Given request - Repeat every record below exactly, omitting any pictures.

Extracted data -
------------------------------------

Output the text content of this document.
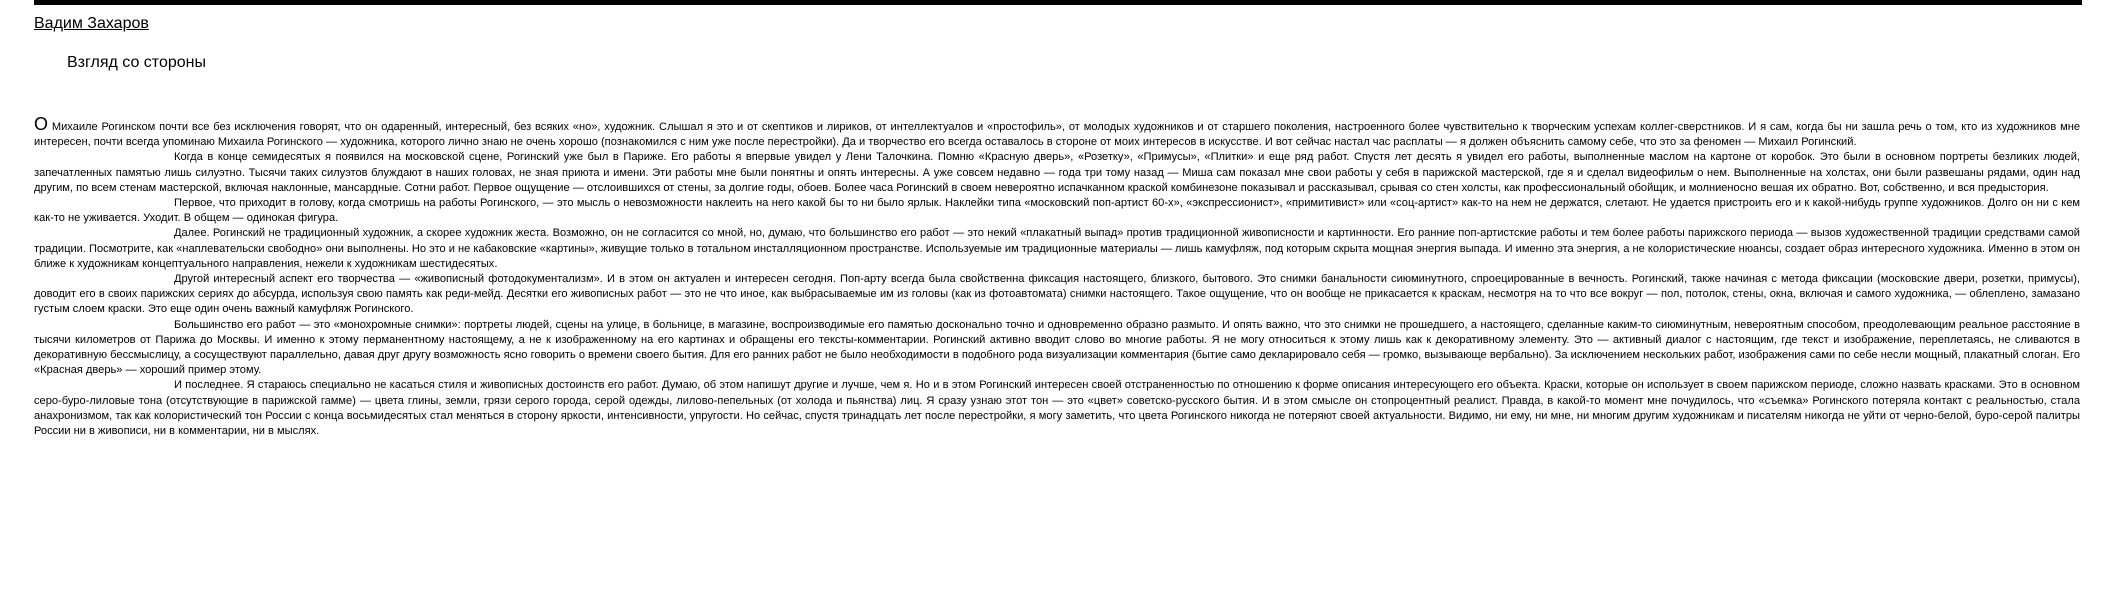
Вадим Захаров
Взгляд со стороны

О Михаиле Рогинском почти все без исключения говорят, что он одаренный, интересный, без всяких «но», художник. Слышал я это и от скептиков и лириков, от интеллектуалов и «простофиль», от молодых художников и от старшего поколения, настроенного более чувствительно к творческим успехам коллег-сверстников. И я сам, когда бы ни зашла речь о том, кто из художников мне интересен, почти всегда упоминаю Михаила Рогинского — художника, которого лично знаю не очень хорошо (познакомился с ним уже после перестройки). Да и творчество его всегда оставалось в стороне от моих интересов в искусстве. И вот сейчас настал час расплаты — я должен объяснить самому себе, что это за феномен — Михаил Рогинский.

Когда в конце семидесятых я появился на московской сцене, Рогинский уже был в Париже. Его работы я впервые увидел у Лени Талочкина. Помню «Красную дверь», «Розетку», «Примусы», «Плитки» и еще ряд работ. Спустя лет десять я увидел его работы, выполненные маслом на картоне от коробок. Это были в основном портреты безликих людей, запечатленных памятью лишь силуэтно. Тысячи таких силуэтов блуждают в наших головах, не зная приюта и имени. Эти работы мне были понятны и опять интересны. А уже совсем недавно — года три тому назад — Миша сам показал мне свои работы у себя в парижской мастерской, где я и сделал видеофильм о нем. Выполненные на холстах, они были развешаны рядами, один над другим, по всем стенам мастерской, включая наклонные, мансардные. Сотни работ. Первое ощущение — отслоившихся от стены, за долгие годы, обоев. Более часа Рогинский в своем невероятно испачканном краской комбинезоне показывал и рассказывал, срывая со стен холсты, как профессиональный обойщик, и молниеносно вешая их обратно. Вот, собственно, и вся предыстория.

Первое, что приходит в голову, когда смотришь на работы Рогинского, — это мысль о невозможности наклеить на него какой бы то ни было ярлык. Наклейки типа «московский поп-артист 60-х», «экспрессионист», «примитивист» или «соц-артист» как-то на нем не держатся, слетают. Не удается пристроить его и к какой-нибудь группе художников. Долго он ни с кем как-то не уживается. Уходит. В общем — одинокая фигура.

Далее. Рогинский не традиционный художник, а скорее художник жеста. Возможно, он не согласится со мной, но, думаю, что большинство его работ — это некий «плакатный выпад» против традиционной живописности и картинности. Его ранние поп-артистские работы и тем более работы парижского периода — вызов художественной традиции средствами самой традиции. Посмотрите, как «наплевательски свободно» они выполнены. Но это и не кабаковские «картины», живущие только в тотальном инсталляционном пространстве. Используемые им традиционные материалы — лишь камуфляж, под которым скрыта мощная энергия выпада. И именно эта энергия, а не колористические нюансы, создает образ интересного художника. Именно в этом он ближе к художникам концептуального направления, нежели к художникам шестидесятых.

Другой интересный аспект его творчества — «живописный фотодокументализм». И в этом он актуален и интересен сегодня. Поп-арту всегда была свойственна фиксация настоящего, близкого, бытового. Это снимки банальности сиюминутного, спроецированные в вечность. Рогинский, также начиная с метода фиксации (московские двери, розетки, примусы), доводит его в своих парижских сериях до абсурда, используя свою память как реди-мейд. Десятки его живописных работ — это не что иное, как выбрасываемые им из головы (как из фотоавтомата) снимки настоящего. Такое ощущение, что он вообще не прикасается к краскам, несмотря на то что все вокруг — пол, потолок, стены, окна, включая и самого художника, — облеплено, замазано густым слоем краски. Это еще один очень важный камуфляж Рогинского.

Большинство его работ — это «монохромные снимки»: портреты людей, сцены на улице, в больнице, в магазине, воспроизводимые его памятью досконально точно и одновременно образно размыто. И опять важно, что это снимки не прошедшего, а настоящего, сделанные каким-то сиюминутным, невероятным способом, преодолевающим реальное расстояние в тысячи километров от Парижа до Москвы. И именно к этому перманентному настоящему, а не к изображенному на его картинах и обращены его тексты-комментарии. Рогинский активно вводит слово во многие работы. Я не могу относиться к этому лишь как к декоративному элементу. Это — активный диалог с настоящим, где текст и изображение, переплетаясь, не сливаются в декоративную бессмыслицу, а сосуществуют параллельно, давая друг другу возможность ясно говорить о времени своего бытия. Для его ранних работ не было необходимости в подобного рода визуализации комментария (бытие само декларировало себя — громко, вызывающе вербально). За исключением нескольких работ, изображения сами по себе несли мощный, плакатный слоган. Его «Красная дверь» — хороший пример этому.

И последнее. Я стараюсь специально не касаться стиля и живописных достоинств его работ. Думаю, об этом напишут другие и лучше, чем я. Но и в этом Рогинский интересен своей отстраненностью по отношению к форме описания интересующего его объекта. Краски, которые он использует в своем парижском периоде, сложно назвать красками. Это в основном серо-буро-лиловые тона (отсутствующие в парижской гамме) — цвета глины, земли, грязи серого города, серой одежды, лилово-пепельных (от холода и пьянства) лиц. Я сразу узнаю этот тон — это «цвет» советско-русского бытия. И в этом смысле он стопроцентный реалист. Правда, в какой-то момент мне почудилось, что «съемка» Рогинского потеряла контакт с реальностью, стала анахронизмом, так как колористический тон России с конца восьмидесятых стал меняться в сторону яркости, интенсивности, упругости. Но сейчас, спустя тринадцать лет после перестройки, я могу заметить, что цвета Рогинского никогда не потеряют своей актуальности. Видимо, ни ему, ни мне, ни многим другим художникам и писателям никогда не уйти от черно-белой, буро-серой палитры России ни в живописи, ни в комментарии, ни в мыслях.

------------------------------------

Answer in full -
Output the text content of this document.
Вадим Захаров
Взгляд со стороны

О Михаиле Рогинском почти все без исключения говорят, что он одаренный, интересный, без всяких «но», художник. Слышал я это и от скептиков и лириков, от интеллектуалов и «простофиль», от молодых художников и от старшего поколения, настроенного более чувствительно к творческим успехам коллег-сверстников. И я сам, когда бы ни зашла речь о том, кто из художников мне интересен, почти всегда упоминаю Михаила Рогинского — художника, которого лично знаю не очень хорошо (познакомился с ним уже после перестройки). Да и творчество его всегда оставалось в стороне от моих интересов в искусстве. И вот сейчас настал час расплаты — я должен объяснить самому себе, что это за феномен — Михаил Рогинский.

Когда в конце семидесятых я появился на московской сцене, Рогинский уже был в Париже. Его работы я впервые увидел у Лени Талочкина. Помню «Красную дверь», «Розетку», «Примусы», «Плитки» и еще ряд работ. Спустя лет десять я увидел его работы, выполненные маслом на картоне от коробок. Это были в основном портреты безликих людей, запечатленных памятью лишь силуэтно. Тысячи таких силуэтов блуждают в наших головах, не зная приюта и имени. Эти работы мне были понятны и опять интересны. А уже совсем недавно — года три тому назад — Миша сам показал мне свои работы у себя в парижской мастерской, где я и сделал видеофильм о нем. Выполненные на холстах, они были развешаны рядами, один над другим, по всем стенам мастерской, включая наклонные, мансардные. Сотни работ. Первое ощущение — отслоившихся от стены, за долгие годы, обоев. Более часа Рогинский в своем невероятно испачканном краской комбинезоне показывал и рассказывал, срывая со стен холсты, как профессиональный обойщик, и молниеносно вешая их обратно. Вот, собственно, и вся предыстория.

Первое, что приходит в голову, когда смотришь на работы Рогинского, — это мысль о невозможности наклеить на него какой бы то ни было ярлык. Наклейки типа «московский поп-артист 60-х», «экспрессионист», «примитивист» или «соц-артист» как-то на нем не держатся, слетают. Не удается пристроить его и к какой-нибудь группе художников. Долго он ни с кем как-то не уживается. Уходит. В общем — одинокая фигура.

Далее. Рогинский не традиционный художник, а скорее художник жеста. Возможно, он не согласится со мной, но, думаю, что большинство его работ — это некий «плакатный выпад» против традиционной живописности и картинности. Его ранние поп-артистские работы и тем более работы парижского периода — вызов художественной традиции средствами самой традиции. Посмотрите, как «наплевательски свободно» они выполнены. Но это и не кабаковские «картины», живущие только в тотальном инсталляционном пространстве. Используемые им традиционные материалы — лишь камуфляж, под которым скрыта мощная энергия выпада. И именно эта энергия, а не колористические нюансы, создает образ интересного художника. Именно в этом он ближе к художникам концептуального направления, нежели к художникам шестидесятых.

Другой интересный аспект его творчества — «живописный фотодокументализм». И в этом он актуален и интересен сегодня. Поп-арту всегда была свойственна фиксация настоящего, близкого, бытового. Это снимки банальности сиюминутного, спроецированные в вечность. Рогинский, также начиная с метода фиксации (московские двери, розетки, примусы), доводит его в своих парижских сериях до абсурда, используя свою память как реди-мейд. Десятки его живописных работ — это не что иное, как выбрасываемые им из головы (как из фотоавтомата) снимки настоящего. Такое ощущение, что он вообще не прикасается к краскам, несмотря на то что все вокруг — пол, потолок, стены, окна, включая и самого художника, — облеплено, замазано густым слоем краски. Это еще один очень важный камуфляж Рогинского.

Большинство его работ — это «монохромные снимки»: портреты людей, сцены на улице, в больнице, в магазине, воспроизводимые его памятью досконально точно и одновременно образно размыто. И опять важно, что это снимки не прошедшего, а настоящего, сделанные каким-то сиюминутным, невероятным способом, преодолевающим реальное расстояние в тысячи километров от Парижа до Москвы. И именно к этому перманентному настоящему, а не к изображенному на его картинах и обращены его тексты-комментарии. Рогинский активно вводит слово во многие работы. Я не могу относиться к этому лишь как к декоративному элементу. Это — активный диалог с настоящим, где текст и изображение, переплетаясь, не сливаются в декоративную бессмыслицу, а сосуществуют параллельно, давая друг другу возможность ясно говорить о времени своего бытия. Для его ранних работ не было необходимости в подобного рода визуализации комментария (бытие само декларировало себя — громко, вызывающе вербально). За исключением нескольких работ, изображения сами по себе несли мощный, плакатный слоган. Его «Красная дверь» — хороший пример этому.

И последнее. Я стараюсь специально не касаться стиля и живописных достоинств его работ. Думаю, об этом напишут другие и лучше, чем я. Но и в этом Рогинский интересен своей отстраненностью по отношению к форме описания интересующего его объекта. Краски, которые он использует в своем парижском периоде, сложно назвать красками. Это в основном серо-буро-лиловые тона (отсутствующие в парижской гамме) — цвета глины, земли, грязи серого города, серой одежды, лилово-пепельных (от холода и пьянства) лиц. Я сразу узнаю этот тон — это «цвет» советско-русского бытия. И в этом смысле он стопроцентный реалист. Правда, в какой-то момент мне почудилось, что «съемка» Рогинского потеряла контакт с реальностью, стала анахронизмом, так как колористический тон России с конца восьмидесятых стал меняться в сторону яркости, интенсивности, упругости. Но сейчас, спустя тринадцать лет после перестройки, я могу заметить, что цвета Рогинского никогда не потеряют своей актуальности. Видимо, ни ему, ни мне, ни многим другим художникам и писателям никогда не уйти от черно-белой, буро-серой палитры России ни в живописи, ни в комментарии, ни в мыслях.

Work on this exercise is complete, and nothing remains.